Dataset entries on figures

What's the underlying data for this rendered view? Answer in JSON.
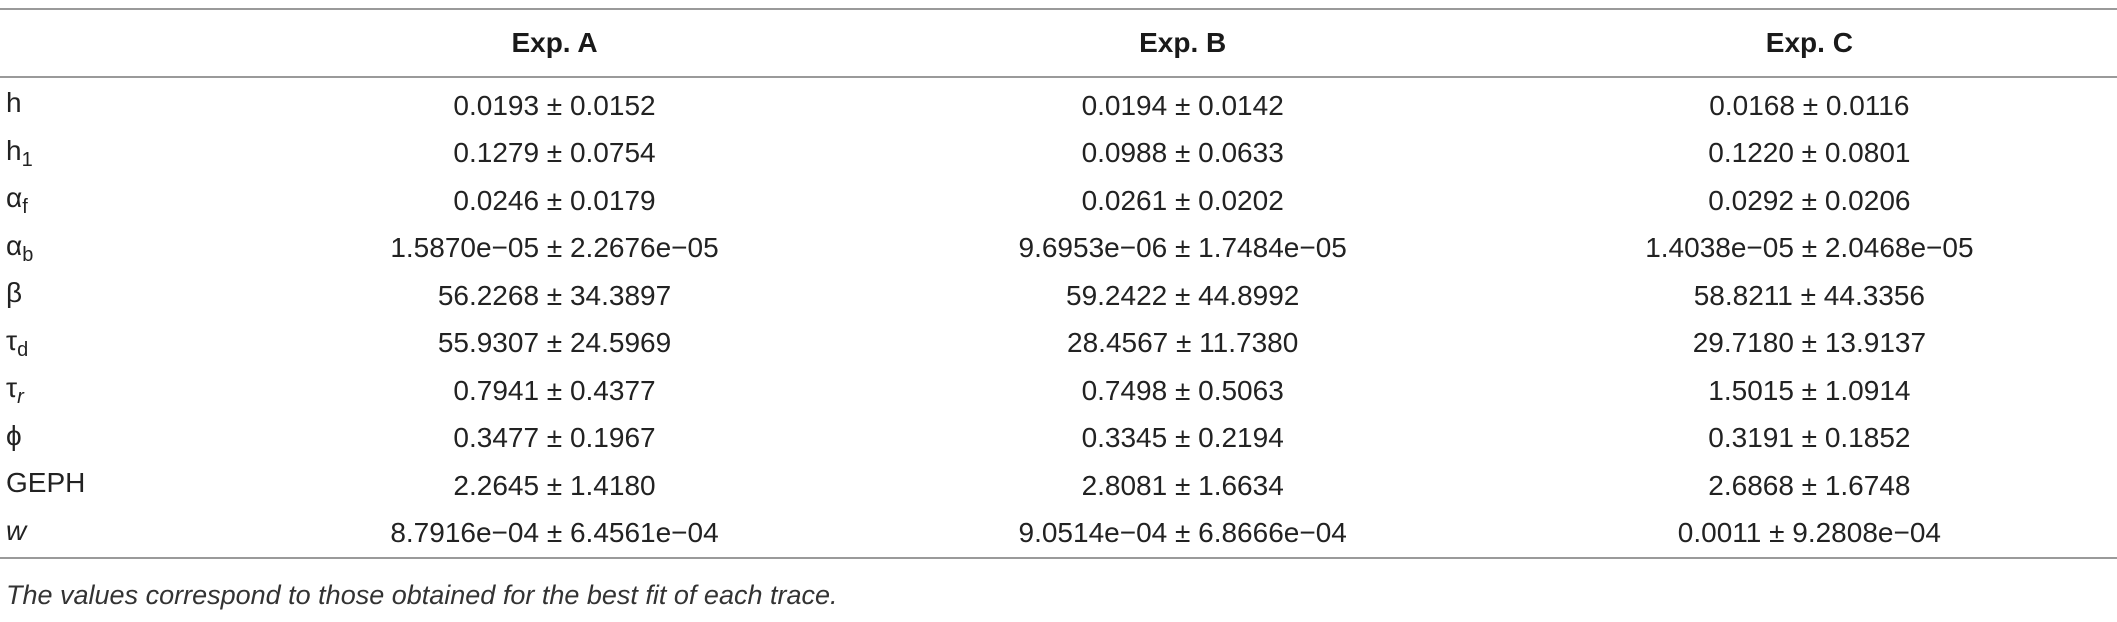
{
  "table": {
    "headers": [
      "",
      "Exp. A",
      "Exp. B",
      "Exp. C"
    ],
    "rows": [
      {
        "param": {
          "base": "h",
          "sub": ""
        },
        "values": [
          "0.0193 ± 0.0152",
          "0.0194 ± 0.0142",
          "0.0168 ± 0.0116"
        ]
      },
      {
        "param": {
          "base": "h",
          "sub": "1"
        },
        "values": [
          "0.1279 ± 0.0754",
          "0.0988 ± 0.0633",
          "0.1220 ± 0.0801"
        ]
      },
      {
        "param": {
          "base": "α",
          "sub": "f"
        },
        "values": [
          "0.0246 ± 0.0179",
          "0.0261 ± 0.0202",
          "0.0292 ± 0.0206"
        ]
      },
      {
        "param": {
          "base": "α",
          "sub": "b"
        },
        "values": [
          "1.5870e−05 ± 2.2676e−05",
          "9.6953e−06 ± 1.7484e−05",
          "1.4038e−05 ± 2.0468e−05"
        ]
      },
      {
        "param": {
          "base": "β",
          "sub": ""
        },
        "values": [
          "56.2268 ± 34.3897",
          "59.2422 ± 44.8992",
          "58.8211 ± 44.3356"
        ]
      },
      {
        "param": {
          "base": "τ",
          "sub": "d"
        },
        "values": [
          "55.9307 ± 24.5969",
          "28.4567 ± 11.7380",
          "29.7180 ± 13.9137"
        ]
      },
      {
        "param": {
          "base": "τ",
          "sub": "r"
        },
        "values": [
          "0.7941 ± 0.4377",
          "0.7498 ± 0.5063",
          "1.5015 ± 1.0914"
        ]
      },
      {
        "param": {
          "base": "ϕ",
          "sub": ""
        },
        "values": [
          "0.3477 ± 0.1967",
          "0.3345 ± 0.2194",
          "0.3191 ± 0.1852"
        ]
      },
      {
        "param": {
          "base": "GEPH",
          "sub": ""
        },
        "values": [
          "2.2645 ± 1.4180",
          "2.8081 ± 1.6634",
          "2.6868 ± 1.6748"
        ]
      },
      {
        "param": {
          "base": "w",
          "sub": ""
        },
        "values": [
          "8.7916e−04 ± 6.4561e−04",
          "9.0514e−04 ± 6.8666e−04",
          "0.0011 ± 9.2808e−04"
        ]
      }
    ]
  },
  "footnote": "The values correspond to those obtained for the best fit of each trace."
}
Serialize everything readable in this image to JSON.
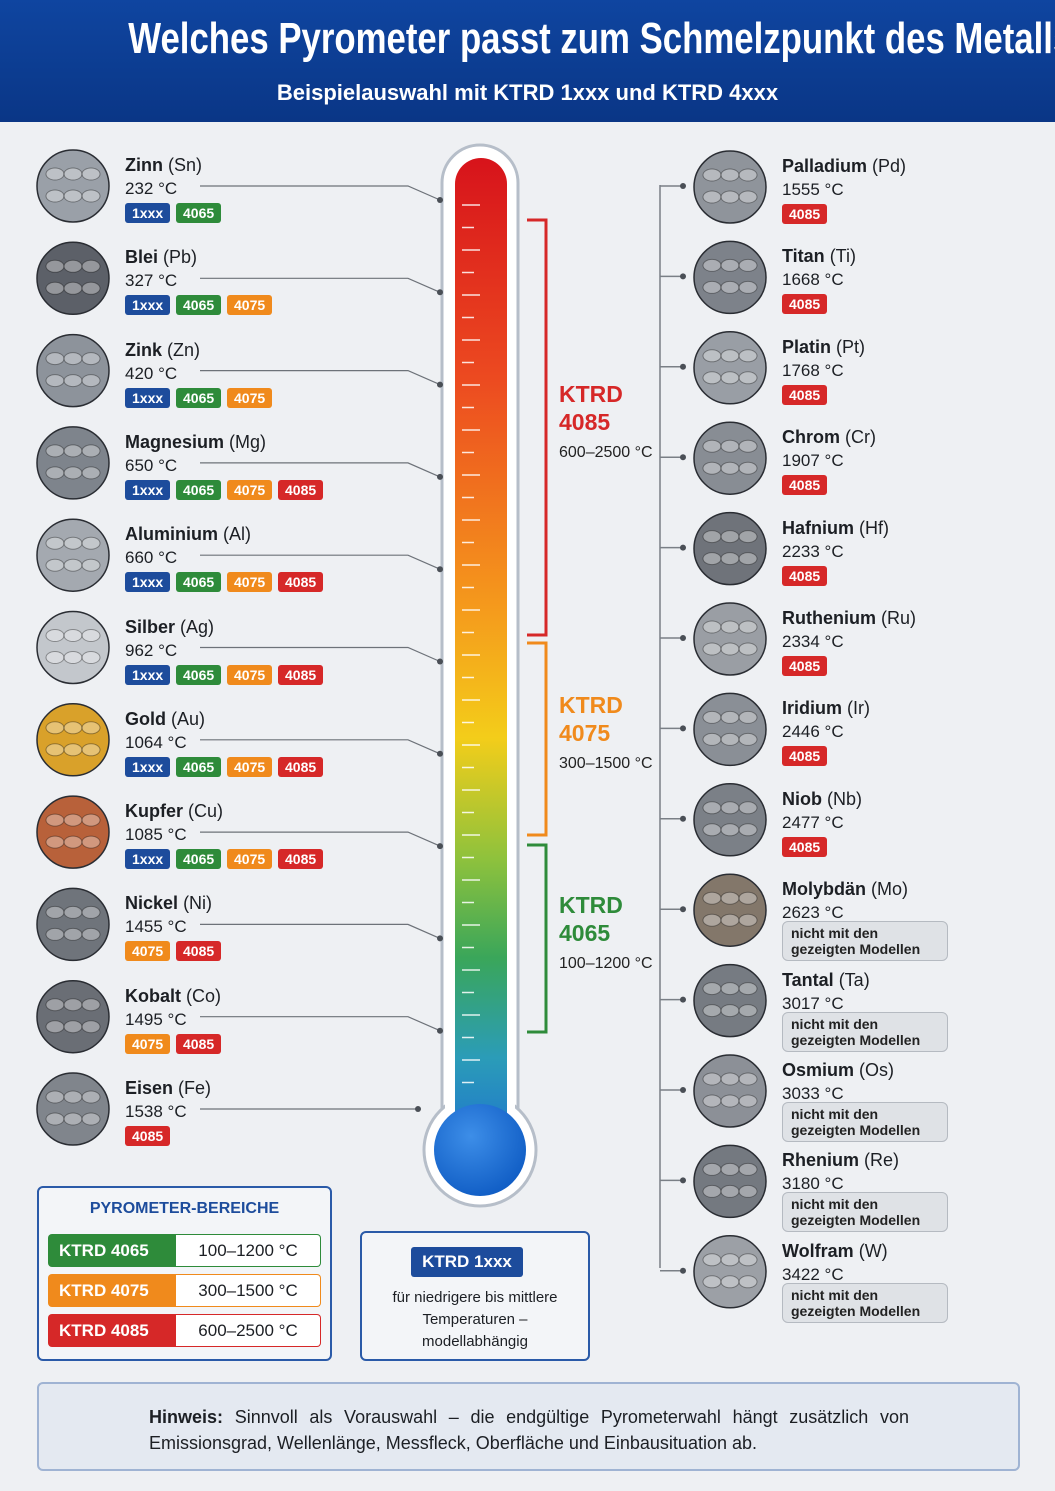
{
  "header": {
    "title": "Welches Pyrometer passt zum Schmelzpunkt des Metalls?",
    "subtitle": "Beispielauswahl mit KTRD 1xxx und KTRD 4xxx"
  },
  "left_metals": [
    {
      "name": "Zinn",
      "symbol": "(Sn)",
      "temp": "232 °C",
      "color": "#9aa0a8",
      "badges": [
        {
          "text": "1xxx",
          "color": "#1d4c9c"
        },
        {
          "text": "4065",
          "color": "#2e8b3a"
        }
      ]
    },
    {
      "name": "Blei",
      "symbol": "(Pb)",
      "temp": "327 °C",
      "color": "#5c6068",
      "badges": [
        {
          "text": "1xxx",
          "color": "#1d4c9c"
        },
        {
          "text": "4065",
          "color": "#2e8b3a"
        },
        {
          "text": "4075",
          "color": "#f08a1c"
        }
      ]
    },
    {
      "name": "Zink",
      "symbol": "(Zn)",
      "temp": "420 °C",
      "color": "#8d939b",
      "badges": [
        {
          "text": "1xxx",
          "color": "#1d4c9c"
        },
        {
          "text": "4065",
          "color": "#2e8b3a"
        },
        {
          "text": "4075",
          "color": "#f08a1c"
        }
      ]
    },
    {
      "name": "Magnesium",
      "symbol": "(Mg)",
      "temp": "650 °C",
      "color": "#7e848c",
      "badges": [
        {
          "text": "1xxx",
          "color": "#1d4c9c"
        },
        {
          "text": "4065",
          "color": "#2e8b3a"
        },
        {
          "text": "4075",
          "color": "#f08a1c"
        },
        {
          "text": "4085",
          "color": "#d62828"
        }
      ]
    },
    {
      "name": "Aluminium",
      "symbol": "(Al)",
      "temp": "660 °C",
      "color": "#a4a9b0",
      "badges": [
        {
          "text": "1xxx",
          "color": "#1d4c9c"
        },
        {
          "text": "4065",
          "color": "#2e8b3a"
        },
        {
          "text": "4075",
          "color": "#f08a1c"
        },
        {
          "text": "4085",
          "color": "#d62828"
        }
      ]
    },
    {
      "name": "Silber",
      "symbol": "(Ag)",
      "temp": "962 °C",
      "color": "#c3c7cc",
      "badges": [
        {
          "text": "1xxx",
          "color": "#1d4c9c"
        },
        {
          "text": "4065",
          "color": "#2e8b3a"
        },
        {
          "text": "4075",
          "color": "#f08a1c"
        },
        {
          "text": "4085",
          "color": "#d62828"
        }
      ]
    },
    {
      "name": "Gold",
      "symbol": "(Au)",
      "temp": "1064 °C",
      "color": "#d9a12a",
      "badges": [
        {
          "text": "1xxx",
          "color": "#1d4c9c"
        },
        {
          "text": "4065",
          "color": "#2e8b3a"
        },
        {
          "text": "4075",
          "color": "#f08a1c"
        },
        {
          "text": "4085",
          "color": "#d62828"
        }
      ]
    },
    {
      "name": "Kupfer",
      "symbol": "(Cu)",
      "temp": "1085 °C",
      "color": "#b8613a",
      "badges": [
        {
          "text": "1xxx",
          "color": "#1d4c9c"
        },
        {
          "text": "4065",
          "color": "#2e8b3a"
        },
        {
          "text": "4075",
          "color": "#f08a1c"
        },
        {
          "text": "4085",
          "color": "#d62828"
        }
      ]
    },
    {
      "name": "Nickel",
      "symbol": "(Ni)",
      "temp": "1455 °C",
      "color": "#6f747b",
      "badges": [
        {
          "text": "4075",
          "color": "#f08a1c"
        },
        {
          "text": "4085",
          "color": "#d62828"
        }
      ]
    },
    {
      "name": "Kobalt",
      "symbol": "(Co)",
      "temp": "1495 °C",
      "color": "#6a6e75",
      "badges": [
        {
          "text": "4075",
          "color": "#f08a1c"
        },
        {
          "text": "4085",
          "color": "#d62828"
        }
      ]
    },
    {
      "name": "Eisen",
      "symbol": "(Fe)",
      "temp": "1538 °C",
      "color": "#80858c",
      "badges": [
        {
          "text": "4085",
          "color": "#d62828"
        }
      ]
    }
  ],
  "right_metals": [
    {
      "name": "Palladium",
      "symbol": "(Pd)",
      "temp": "1555 °C",
      "color": "#8f949b",
      "badges": [
        {
          "text": "4085",
          "color": "#d62828"
        }
      ]
    },
    {
      "name": "Titan",
      "symbol": "(Ti)",
      "temp": "1668 °C",
      "color": "#7d828a",
      "badges": [
        {
          "text": "4085",
          "color": "#d62828"
        }
      ]
    },
    {
      "name": "Platin",
      "symbol": "(Pt)",
      "temp": "1768 °C",
      "color": "#999ea5",
      "badges": [
        {
          "text": "4085",
          "color": "#d62828"
        }
      ]
    },
    {
      "name": "Chrom",
      "symbol": "(Cr)",
      "temp": "1907 °C",
      "color": "#888d94",
      "badges": [
        {
          "text": "4085",
          "color": "#d62828"
        }
      ]
    },
    {
      "name": "Hafnium",
      "symbol": "(Hf)",
      "temp": "2233 °C",
      "color": "#6f737a",
      "badges": [
        {
          "text": "4085",
          "color": "#d62828"
        }
      ]
    },
    {
      "name": "Ruthenium",
      "symbol": "(Ru)",
      "temp": "2334 °C",
      "color": "#9a9ea4",
      "badges": [
        {
          "text": "4085",
          "color": "#d62828"
        }
      ]
    },
    {
      "name": "Iridium",
      "symbol": "(Ir)",
      "temp": "2446 °C",
      "color": "#8a8f96",
      "badges": [
        {
          "text": "4085",
          "color": "#d62828"
        }
      ]
    },
    {
      "name": "Niob",
      "symbol": "(Nb)",
      "temp": "2477 °C",
      "color": "#7b8087",
      "badges": [
        {
          "text": "4085",
          "color": "#d62828"
        }
      ]
    },
    {
      "name": "Molybdän",
      "symbol": "(Mo)",
      "temp": "2623 °C",
      "color": "#83776a",
      "note": "nicht mit den gezeigten Modellen"
    },
    {
      "name": "Tantal",
      "symbol": "(Ta)",
      "temp": "3017 °C",
      "color": "#767b82",
      "note": "nicht mit den gezeigten Modellen"
    },
    {
      "name": "Osmium",
      "symbol": "(Os)",
      "temp": "3033 °C",
      "color": "#8c9097",
      "note": "nicht mit den gezeigten Modellen"
    },
    {
      "name": "Rhenium",
      "symbol": "(Re)",
      "temp": "3180 °C",
      "color": "#747980",
      "note": "nicht mit den gezeigten Modellen"
    },
    {
      "name": "Wolfram",
      "symbol": "(W)",
      "temp": "3422 °C",
      "color": "#9ca0a6",
      "note": "nicht mit den gezeigten Modellen"
    }
  ],
  "ranges": [
    {
      "label": "KTRD",
      "model": "4085",
      "range": "600–2500 °C",
      "color": "#d62828"
    },
    {
      "label": "KTRD",
      "model": "4075",
      "range": "300–1500 °C",
      "color": "#f08a1c"
    },
    {
      "label": "KTRD",
      "model": "4065",
      "range": "100–1200 °C",
      "color": "#2e8b3a"
    }
  ],
  "legend": {
    "title": "PYROMETER-BEREICHE",
    "rows": [
      {
        "label": "KTRD 4065",
        "range": "100–1200 °C",
        "color": "#2e8b3a"
      },
      {
        "label": "KTRD 4075",
        "range": "300–1500 °C",
        "color": "#f08a1c"
      },
      {
        "label": "KTRD 4085",
        "range": "600–2500 °C",
        "color": "#d62828"
      }
    ]
  },
  "ktrd1xxx": {
    "title": "KTRD 1xxx",
    "text": "für niedrigere bis mittlere Temperaturen – modellabhängig"
  },
  "note": {
    "label": "Hinweis:",
    "text": "Sinnvoll als Vorauswahl – die endgültige Pyrometerwahl hängt zusätzlich von Emissionsgrad, Wellenlänge, Messfleck, Oberfläche und Einbausituation ab."
  }
}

## Task requirements
Extract every line containing the string "JSON" from the data above.

## Solved problem
What's the underlying data for this rendered view? Answer in JSON.
Serialize everything readable in this image to JSON.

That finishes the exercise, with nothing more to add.